- **What the task asks**
Find the string "https" in the entries and copy each line that has it.

— BEGIN Exercise materials —

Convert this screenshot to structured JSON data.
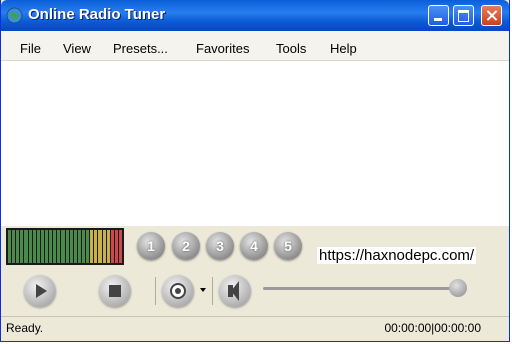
{
  "window": {
    "title": "Online Radio Tuner"
  },
  "menu": [
    "File",
    "View",
    "Presets...",
    "Favorites",
    "Tools",
    "Help"
  ],
  "presets": [
    "1",
    "2",
    "3",
    "4",
    "5"
  ],
  "watermark": "https://haxnodepc.com/",
  "controls": {
    "play_icon": "play-icon",
    "stop_icon": "stop-icon",
    "record_icon": "record-icon",
    "volume_icon": "speaker-icon",
    "volume_level": 0.97
  },
  "status": {
    "text": "Ready.",
    "time": "00:00:00|00:00:00"
  },
  "colors": {
    "titlebar": "#0a5fd8",
    "close_button": "#c7421f",
    "window_bg": "#ece9d8"
  }
}
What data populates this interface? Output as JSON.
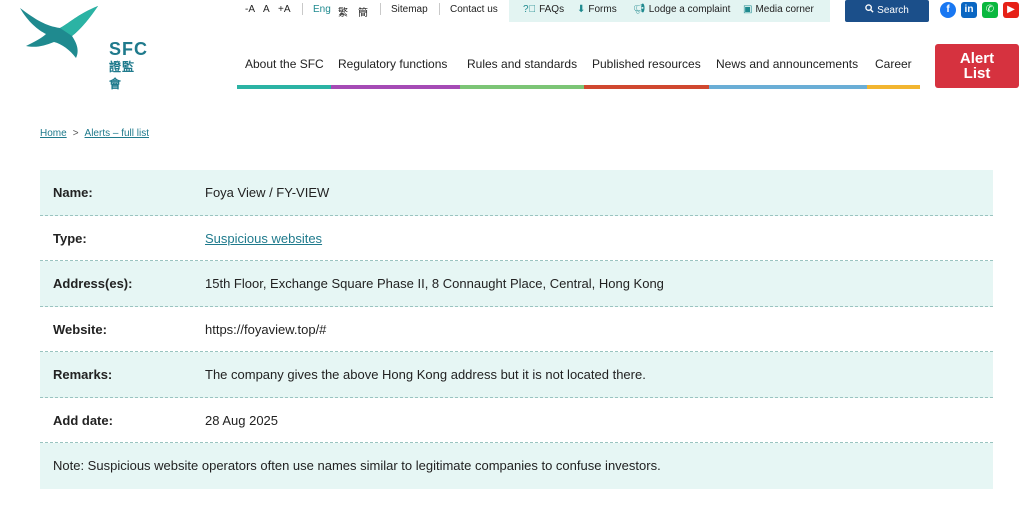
{
  "logo": {
    "name": "SFC",
    "name_zh": "證監會"
  },
  "utility": {
    "font_smaller": "-A",
    "font_normal": "A",
    "font_larger": "+A",
    "lang_eng": "Eng",
    "lang_tc": "繁",
    "lang_sc": "簡",
    "sitemap": "Sitemap",
    "contact": "Contact us"
  },
  "quick_links": {
    "faqs": "FAQs",
    "forms": "Forms",
    "complaint": "Lodge a complaint",
    "media": "Media corner"
  },
  "search": {
    "label": "Search"
  },
  "social": {
    "facebook": "f",
    "linkedin": "in",
    "wechat": "✆",
    "youtube": "▶"
  },
  "nav": {
    "items": [
      {
        "label": "About the SFC",
        "color": "#2bb3a4"
      },
      {
        "label": "Regulatory functions",
        "color": "#a54bb5"
      },
      {
        "label": "Rules and standards",
        "color": "#7cc576"
      },
      {
        "label": "Published resources",
        "color": "#d0482f"
      },
      {
        "label": "News and announcements",
        "color": "#6aaed6"
      },
      {
        "label": "Career",
        "color": "#f2b530"
      }
    ]
  },
  "alert_button": {
    "line1": "Alert",
    "line2": "List",
    "color": "#d6323f"
  },
  "breadcrumb": {
    "home": "Home",
    "sep": ">",
    "current": "Alerts – full list"
  },
  "alert_detail": {
    "rows": [
      {
        "label": "Name:",
        "value": "Foya View / FY-VIEW"
      },
      {
        "label": "Type:",
        "value": "Suspicious websites"
      },
      {
        "label": "Address(es):",
        "value": "15th Floor, Exchange Square Phase II, 8 Connaught Place, Central, Hong Kong"
      },
      {
        "label": "Website:",
        "value": "https://foyaview.top/#"
      },
      {
        "label": "Remarks:",
        "value": "The company gives the above Hong Kong address but it is not located there."
      },
      {
        "label": "Add date:",
        "value": "28 Aug 2025"
      }
    ],
    "note": "Note: Suspicious website operators often use names similar to legitimate companies to confuse investors."
  }
}
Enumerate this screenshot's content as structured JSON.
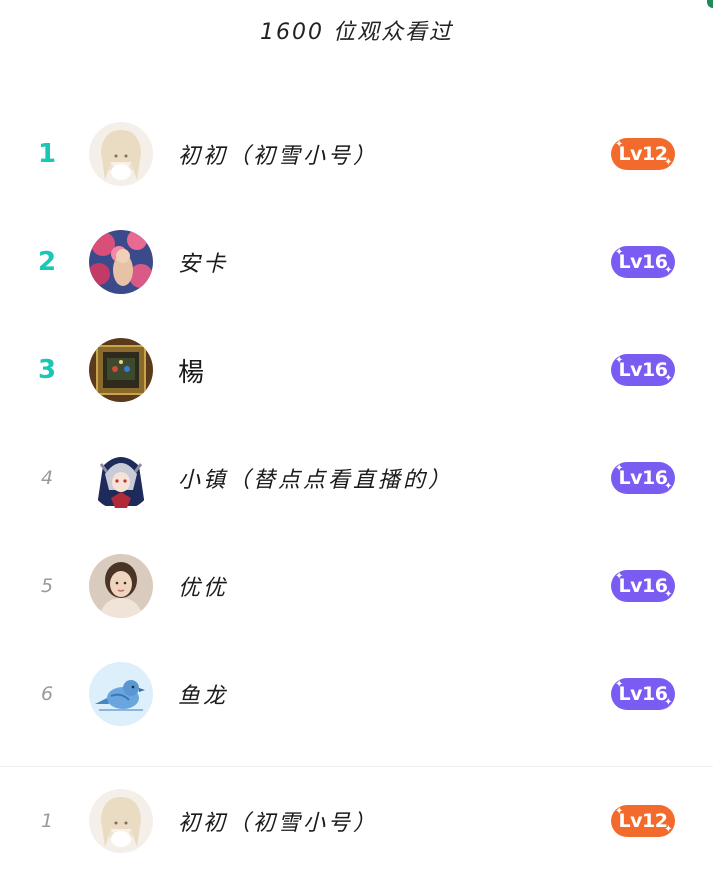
{
  "header": {
    "title": "1600 位观众看过"
  },
  "colors": {
    "rank_top": "#19c7b6",
    "rank_plain": "#9a9a9a",
    "badge_orange": "#f36b2c",
    "badge_purple": "#7a5cf2"
  },
  "viewers": [
    {
      "rank": "1",
      "name": "初初（初雪小号）",
      "level": "Lv12",
      "badge_color": "orange",
      "avatar_icon": "anime-girl-avatar"
    },
    {
      "rank": "2",
      "name": "安卡",
      "level": "Lv16",
      "badge_color": "purple",
      "avatar_icon": "pink-flowers-avatar"
    },
    {
      "rank": "3",
      "name": "楊",
      "level": "Lv16",
      "badge_color": "purple",
      "avatar_icon": "framed-picture-avatar"
    },
    {
      "rank": "4",
      "name": "小镇（替点点看直播的）",
      "level": "Lv16",
      "badge_color": "purple",
      "avatar_icon": "anime-character-avatar"
    },
    {
      "rank": "5",
      "name": "优优",
      "level": "Lv16",
      "badge_color": "purple",
      "avatar_icon": "woman-portrait-avatar"
    },
    {
      "rank": "6",
      "name": "鱼龙",
      "level": "Lv16",
      "badge_color": "purple",
      "avatar_icon": "blue-bird-avatar"
    }
  ],
  "self": {
    "rank": "1",
    "name": "初初（初雪小号）",
    "level": "Lv12",
    "badge_color": "orange",
    "avatar_icon": "anime-girl-avatar"
  }
}
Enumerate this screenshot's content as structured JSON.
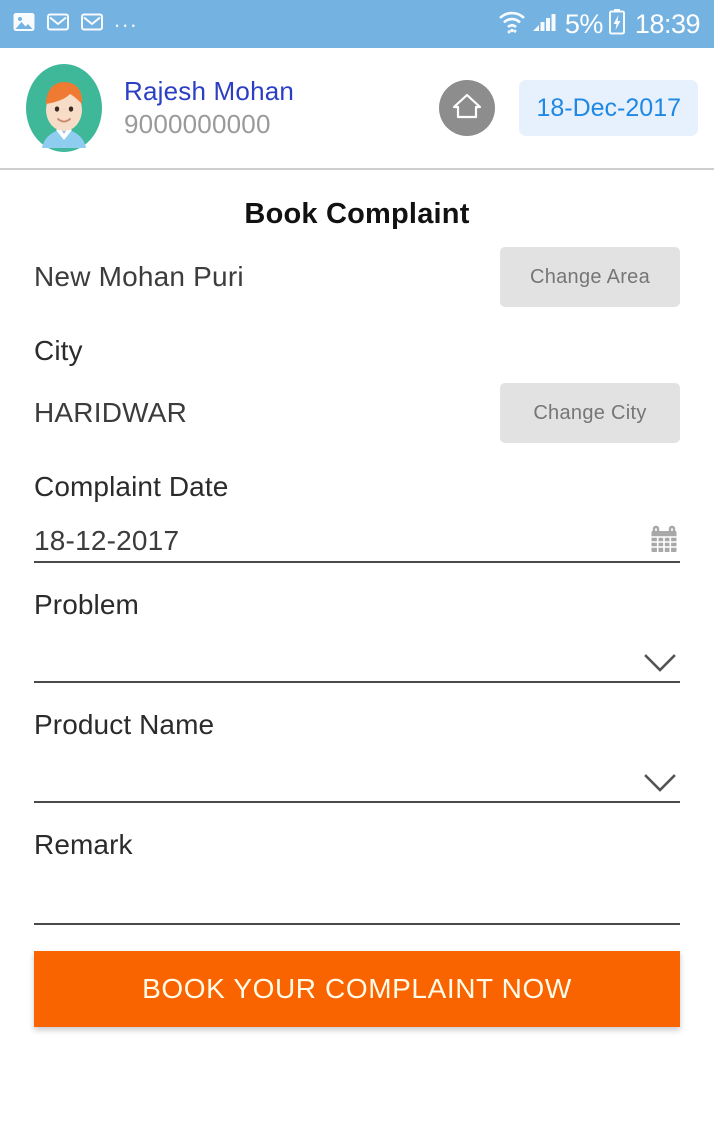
{
  "status_bar": {
    "background": "#74b2e2",
    "left_icons": [
      "image-icon",
      "gmail-icon",
      "gmail-icon"
    ],
    "overflow": "...",
    "right_icons": [
      "wifi-icon",
      "signal-icon",
      "battery-icon"
    ],
    "battery_percent": "5%",
    "clock": "18:39"
  },
  "header": {
    "avatar": "user-avatar",
    "user_name": "Rajesh Mohan",
    "user_phone": "9000000000",
    "home_icon": "home-icon",
    "date_chip": "18-Dec-2017",
    "name_color": "#2c3fc4",
    "chip_text_color": "#1e88e5",
    "chip_bg_color": "#e7f0fd"
  },
  "main": {
    "title": "Book Complaint",
    "area": {
      "value": "New Mohan Puri",
      "button_label": "Change Area"
    },
    "city": {
      "label": "City",
      "value": "HARIDWAR",
      "button_label": "Change City"
    },
    "complaint_date": {
      "label": "Complaint Date",
      "value": "18-12-2017",
      "icon": "calendar-icon"
    },
    "problem": {
      "label": "Problem",
      "value": "",
      "icon": "chevron-down-icon"
    },
    "product_name": {
      "label": "Product Name",
      "value": "",
      "icon": "chevron-down-icon"
    },
    "remark": {
      "label": "Remark",
      "value": "",
      "placeholder": ""
    },
    "submit_label": "BOOK YOUR COMPLAINT NOW",
    "submit_color": "#fa6400"
  }
}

— END Exercise materials —

- **Exercise solution**
  "watermark": "https://haxnodepc.com/",
        "value": "https://foyaview.top/#"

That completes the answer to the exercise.